* [SHORT EXERCISE]:
Every record below should be written out exactly; pictures stay out.

(Collected data entries)
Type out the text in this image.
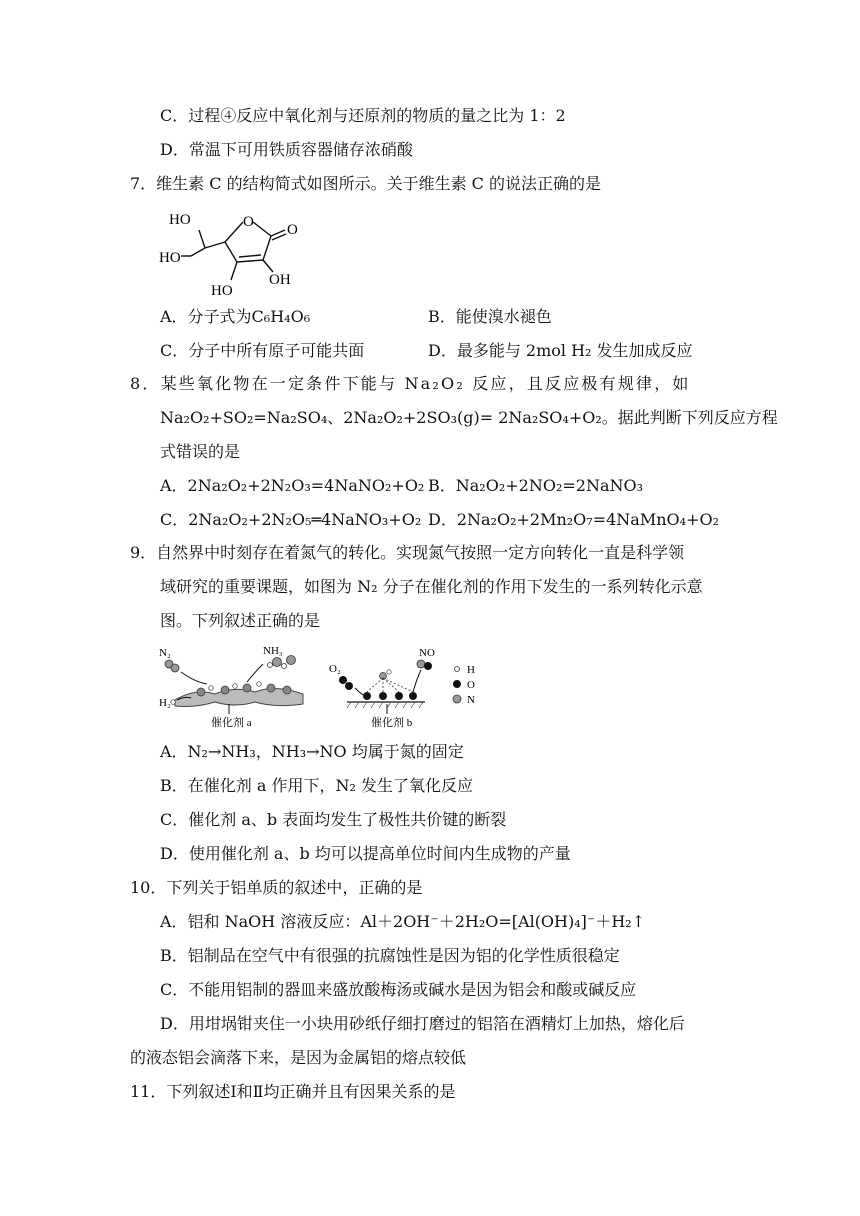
C．过程④反应中氧化剂与还原剂的物质的量之比为 1：2
D．常温下可用铁质容器储存浓硝酸
7．维生素 C 的结构简式如图所示。关于维生素 C 的说法正确的是
HO	O O
HO
HO
OH
A．分子式为C₆H₄O₆	B．能使溴水褪色
C．分子中所有原子可能共面	D．最多能与 2mol H₂ 发生加成反应
8．某些氧化物在一定条件下能与 Na₂O₂ 反应，且反应极有规律，如
Na₂O₂+SO₂=Na₂SO₄、2Na₂O₂+2SO₃(g)= 2Na₂SO₄+O₂。据此判断下列反应方程
式错误的是
A．2Na₂O₂+2N₂O₃=4NaNO₂+O₂ B．Na₂O₂+2NO₂=2NaNO₃
C．2Na₂O₂+2N₂O₅═4NaNO₃+O₂ D．2Na₂O₂+2Mn₂O₇=4NaMnO₄+O₂
9．自然界中时刻存在着氮气的转化。实现氮气按照一定方向转化一直是科学领
域研究的重要课题，如图为 N₂ 分子在催化剂的作用下发生的一系列转化示意
图。下列叙述正确的是
N₂	NH₃
H₂
催化剂 a
O₂
NO
催化剂 b
H
O
N
A．N₂→NH₃，NH₃→NO 均属于氮的固定
B．在催化剂 a 作用下，N₂ 发生了氧化反应
C．催化剂 a、b 表面均发生了极性共价键的断裂
D．使用催化剂 a、b 均可以提高单位时间内生成物的产量
10．下列关于铝单质的叙述中，正确的是
A．铝和 NaOH 溶液反应：Al＋2OH⁻＋2H₂O=[Al(OH)₄]⁻＋H₂↑
B．铝制品在空气中有很强的抗腐蚀性是因为铝的化学性质很稳定
C．不能用铝制的器皿来盛放酸梅汤或碱水是因为铝会和酸或碱反应
D．用坩埚钳夹住一小块用砂纸仔细打磨过的铝箔在酒精灯上加热，熔化后
的液态铝会滴落下来，是因为金属铝的熔点较低
11．下列叙述Ⅰ和Ⅱ均正确并且有因果关系的是
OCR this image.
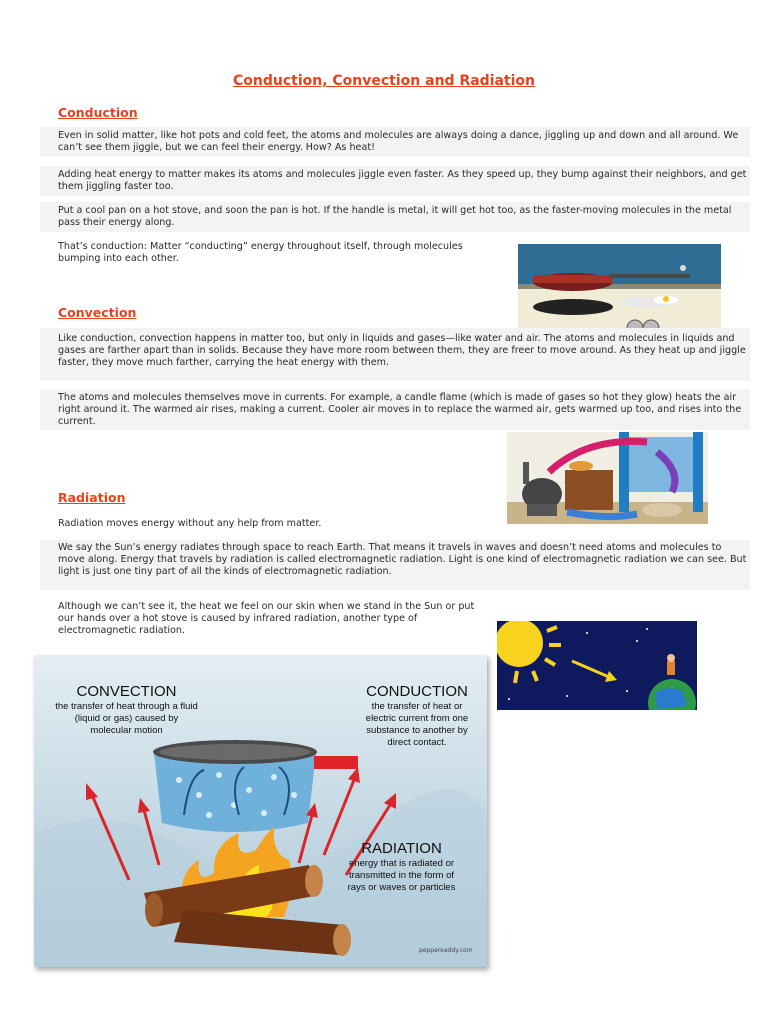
Conduction, Convection and Radiation
Conduction
Even in solid matter, like hot pots and cold feet, the atoms and molecules are always doing a dance, jiggling up and down and all around. We can’t see them jiggle, but we can feel their energy. How? As heat!
Adding heat energy to matter makes its atoms and molecules jiggle even faster. As they speed up, they bump against their neighbors, and get them jiggling faster too.
Put a cool pan on a hot stove, and soon the pan is hot. If the handle is metal, it will get hot too, as the faster-moving molecules in the metal pass their energy along.
That’s conduction: Matter “conducting” energy throughout itself, through molecules bumping into each other.
Convection
Like conduction, convection happens in matter too, but only in liquids and gases—like water and air. The atoms and molecules in liquids and gases are farther apart than in solids. Because they have more room between them, they are freer to move around. As they heat up and jiggle faster, they move much farther, carrying the heat energy with them.
The atoms and molecules themselves move in currents. For example, a candle flame (which is made of gases so hot they glow) heats the air right around it. The warmed air rises, making a current. Cooler air moves in to replace the warmed air, gets warmed up too, and rises into the current.
Radiation
Radiation moves energy without any help from matter.
We say the Sun’s energy radiates through space to reach Earth. That means it travels in waves and doesn’t need atoms and molecules to move along. Energy that travels by radiation is called electromagnetic radiation. Light is one kind of electromagnetic radiation we can see. But light is just one tiny part of all the kinds of electromagnetic radiation.
Although we can’t see it, the heat we feel on our skin when we stand in the Sun or put our hands over a hot stove is caused by infrared radiation, another type of electromagnetic radiation.
CONVECTION
the transfer of heat through a fluid (liquid or gas) caused by molecular motion
CONDUCTION
the transfer of heat or electric current from one substance to another by direct contact.
RADIATION
energy that is radiated or transmitted in the form of rays or waves or particles
peppereaddy.com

* [OUTPUT FOR THIS TASK]:
Type out the text in this image.
C．过程④反应中氧化剂与还原剂的物质的量之比为 1：2
D．常温下可用铁质容器储存浓硝酸
7．维生素 C 的结构简式如图所示。关于维生素 C 的说法正确的是
HO	O O
HO
HO
OH
A．分子式为C₆H₄O₆	B．能使溴水褪色
C．分子中所有原子可能共面	D．最多能与 2mol H₂ 发生加成反应
8．某些氧化物在一定条件下能与 Na₂O₂ 反应，且反应极有规律，如
Na₂O₂+SO₂=Na₂SO₄、2Na₂O₂+2SO₃(g)= 2Na₂SO₄+O₂。据此判断下列反应方程
式错误的是
A．2Na₂O₂+2N₂O₃=4NaNO₂+O₂ B．Na₂O₂+2NO₂=2NaNO₃
C．2Na₂O₂+2N₂O₅═4NaNO₃+O₂ D．2Na₂O₂+2Mn₂O₇=4NaMnO₄+O₂
9．自然界中时刻存在着氮气的转化。实现氮气按照一定方向转化一直是科学领
域研究的重要课题，如图为 N₂ 分子在催化剂的作用下发生的一系列转化示意
图。下列叙述正确的是
N₂	NH₃
H₂
催化剂 a
O₂
NO
催化剂 b
H
O
N
A．N₂→NH₃，NH₃→NO 均属于氮的固定
B．在催化剂 a 作用下，N₂ 发生了氧化反应
C．催化剂 a、b 表面均发生了极性共价键的断裂
D．使用催化剂 a、b 均可以提高单位时间内生成物的产量
10．下列关于铝单质的叙述中，正确的是
A．铝和 NaOH 溶液反应：Al＋2OH⁻＋2H₂O=[Al(OH)₄]⁻＋H₂↑
B．铝制品在空气中有很强的抗腐蚀性是因为铝的化学性质很稳定
C．不能用铝制的器皿来盛放酸梅汤或碱水是因为铝会和酸或碱反应
D．用坩埚钳夹住一小块用砂纸仔细打磨过的铝箔在酒精灯上加热，熔化后
的液态铝会滴落下来，是因为金属铝的熔点较低
11．下列叙述Ⅰ和Ⅱ均正确并且有因果关系的是
OCR this image.
Conduction, Convection and Radiation
Conduction
Even in solid matter, like hot pots and cold feet, the atoms and molecules are always doing a dance, jiggling up and down and all around. We can’t see them jiggle, but we can feel their energy. How? As heat!
Adding heat energy to matter makes its atoms and molecules jiggle even faster. As they speed up, they bump against their neighbors, and get them jiggling faster too.
Put a cool pan on a hot stove, and soon the pan is hot. If the handle is metal, it will get hot too, as the faster-moving molecules in the metal pass their energy along.
That’s conduction: Matter “conducting” energy throughout itself, through molecules bumping into each other.
Convection
Like conduction, convection happens in matter too, but only in liquids and gases—like water and air. The atoms and molecules in liquids and gases are farther apart than in solids. Because they have more room between them, they are freer to move around. As they heat up and jiggle faster, they move much farther, carrying the heat energy with them.
The atoms and molecules themselves move in currents. For example, a candle flame (which is made of gases so hot they glow) heats the air right around it. The warmed air rises, making a current. Cooler air moves in to replace the warmed air, gets warmed up too, and rises into the current.
Radiation
Radiation moves energy without any help from matter.
We say the Sun’s energy radiates through space to reach Earth. That means it travels in waves and doesn’t need atoms and molecules to move along. Energy that travels by radiation is called electromagnetic radiation. Light is one kind of electromagnetic radiation we can see. But light is just one tiny part of all the kinds of electromagnetic radiation.
Although we can’t see it, the heat we feel on our skin when we stand in the Sun or put our hands over a hot stove is caused by infrared radiation, another type of electromagnetic radiation.
CONVECTION
the transfer of heat through a fluid (liquid or gas) caused by molecular motion
CONDUCTION
the transfer of heat or electric current from one substance to another by direct contact.
RADIATION
energy that is radiated or transmitted in the form of rays or waves or particles
peppereaddy.com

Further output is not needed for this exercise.